### Job
Extract the full set of records that follows, word for word.

### Source records
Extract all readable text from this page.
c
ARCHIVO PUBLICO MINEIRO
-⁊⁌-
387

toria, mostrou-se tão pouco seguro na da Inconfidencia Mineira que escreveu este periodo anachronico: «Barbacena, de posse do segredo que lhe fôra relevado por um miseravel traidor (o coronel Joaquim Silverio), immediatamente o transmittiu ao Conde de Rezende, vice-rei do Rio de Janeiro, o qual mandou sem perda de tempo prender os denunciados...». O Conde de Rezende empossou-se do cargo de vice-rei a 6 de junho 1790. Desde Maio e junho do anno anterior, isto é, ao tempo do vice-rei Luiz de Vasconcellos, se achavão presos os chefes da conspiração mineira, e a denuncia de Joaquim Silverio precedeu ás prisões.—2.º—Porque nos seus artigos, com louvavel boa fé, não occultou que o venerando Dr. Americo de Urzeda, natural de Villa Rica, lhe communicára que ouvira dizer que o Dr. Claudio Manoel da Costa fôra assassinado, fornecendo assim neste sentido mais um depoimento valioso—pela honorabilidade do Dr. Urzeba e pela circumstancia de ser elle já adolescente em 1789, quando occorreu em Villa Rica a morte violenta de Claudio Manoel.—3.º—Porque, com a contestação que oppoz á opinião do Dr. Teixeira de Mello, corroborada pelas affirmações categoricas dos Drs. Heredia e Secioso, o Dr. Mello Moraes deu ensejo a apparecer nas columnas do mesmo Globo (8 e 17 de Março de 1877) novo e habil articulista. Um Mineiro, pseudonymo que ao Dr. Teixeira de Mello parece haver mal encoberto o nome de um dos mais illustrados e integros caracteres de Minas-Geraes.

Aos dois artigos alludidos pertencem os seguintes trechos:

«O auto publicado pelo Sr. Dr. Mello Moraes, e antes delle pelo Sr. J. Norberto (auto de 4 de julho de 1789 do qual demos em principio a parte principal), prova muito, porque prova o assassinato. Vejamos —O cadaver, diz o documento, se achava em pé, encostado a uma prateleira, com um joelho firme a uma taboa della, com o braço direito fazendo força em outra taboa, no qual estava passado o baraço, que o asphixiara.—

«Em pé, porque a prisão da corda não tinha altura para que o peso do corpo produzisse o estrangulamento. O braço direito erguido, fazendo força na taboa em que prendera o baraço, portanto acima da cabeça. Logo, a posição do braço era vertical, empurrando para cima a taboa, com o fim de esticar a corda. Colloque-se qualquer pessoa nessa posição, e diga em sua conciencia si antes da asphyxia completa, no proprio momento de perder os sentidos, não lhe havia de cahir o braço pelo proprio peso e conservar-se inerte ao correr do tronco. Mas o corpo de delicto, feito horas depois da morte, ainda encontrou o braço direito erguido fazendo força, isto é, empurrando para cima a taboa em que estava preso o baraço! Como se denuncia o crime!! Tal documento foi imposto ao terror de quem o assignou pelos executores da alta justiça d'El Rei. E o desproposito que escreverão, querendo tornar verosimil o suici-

### Response
Extract all readable text from this page.
c
ARCHIVO PUBLICO MINEIRO
-⁊⁌-
387

toria, mostrou-se tão pouco seguro na da Inconfidencia Mineira que escreveu este periodo anachronico: «Barbacena, de posse do segredo que lhe fôra relevado por um miseravel traidor (o coronel Joaquim Silverio), immediatamente o transmittiu ao Conde de Rezende, vice-rei do Rio de Janeiro, o qual mandou sem perda de tempo prender os denunciados...». O Conde de Rezende empossou-se do cargo de vice-rei a 6 de junho 1790. Desde Maio e junho do anno anterior, isto é, ao tempo do vice-rei Luiz de Vasconcellos, se achavão presos os chefes da conspiração mineira, e a denuncia de Joaquim Silverio precedeu ás prisões.—2.º—Porque nos seus artigos, com louvavel boa fé, não occultou que o venerando Dr. Americo de Urzeda, natural de Villa Rica, lhe communicára que ouvira dizer que o Dr. Claudio Manoel da Costa fôra assassinado, fornecendo assim neste sentido mais um depoimento valioso—pela honorabilidade do Dr. Urzeba e pela circumstancia de ser elle já adolescente em 1789, quando occorreu em Villa Rica a morte violenta de Claudio Manoel.—3.º—Porque, com a contestação que oppoz á opinião do Dr. Teixeira de Mello, corroborada pelas affirmações categoricas dos Drs. Heredia e Secioso, o Dr. Mello Moraes deu ensejo a apparecer nas columnas do mesmo Globo (8 e 17 de Março de 1877) novo e habil articulista. Um Mineiro, pseudonymo que ao Dr. Teixeira de Mello parece haver mal encoberto o nome de um dos mais illustrados e integros caracteres de Minas-Geraes.

Aos dois artigos alludidos pertencem os seguintes trechos:

«O auto publicado pelo Sr. Dr. Mello Moraes, e antes delle pelo Sr. J. Norberto (auto de 4 de julho de 1789 do qual demos em principio a parte principal), prova muito, porque prova o assassinato. Vejamos —O cadaver, diz o documento, se achava em pé, encostado a uma prateleira, com um joelho firme a uma taboa della, com o braço direito fazendo força em outra taboa, no qual estava passado o baraço, que o asphixiara.—

«Em pé, porque a prisão da corda não tinha altura para que o peso do corpo produzisse o estrangulamento. O braço direito erguido, fazendo força na taboa em que prendera o baraço, portanto acima da cabeça. Logo, a posição do braço era vertical, empurrando para cima a taboa, com o fim de esticar a corda. Colloque-se qualquer pessoa nessa posição, e diga em sua conciencia si antes da asphyxia completa, no proprio momento de perder os sentidos, não lhe havia de cahir o braço pelo proprio peso e conservar-se inerte ao correr do tronco. Mas o corpo de delicto, feito horas depois da morte, ainda encontrou o braço direito erguido fazendo força, isto é, empurrando para cima a taboa em que estava preso o baraço! Como se denuncia o crime!! Tal documento foi imposto ao terror de quem o assignou pelos executores da alta justiça d'El Rei. E o desproposito que escreverão, querendo tornar verosimil o suici-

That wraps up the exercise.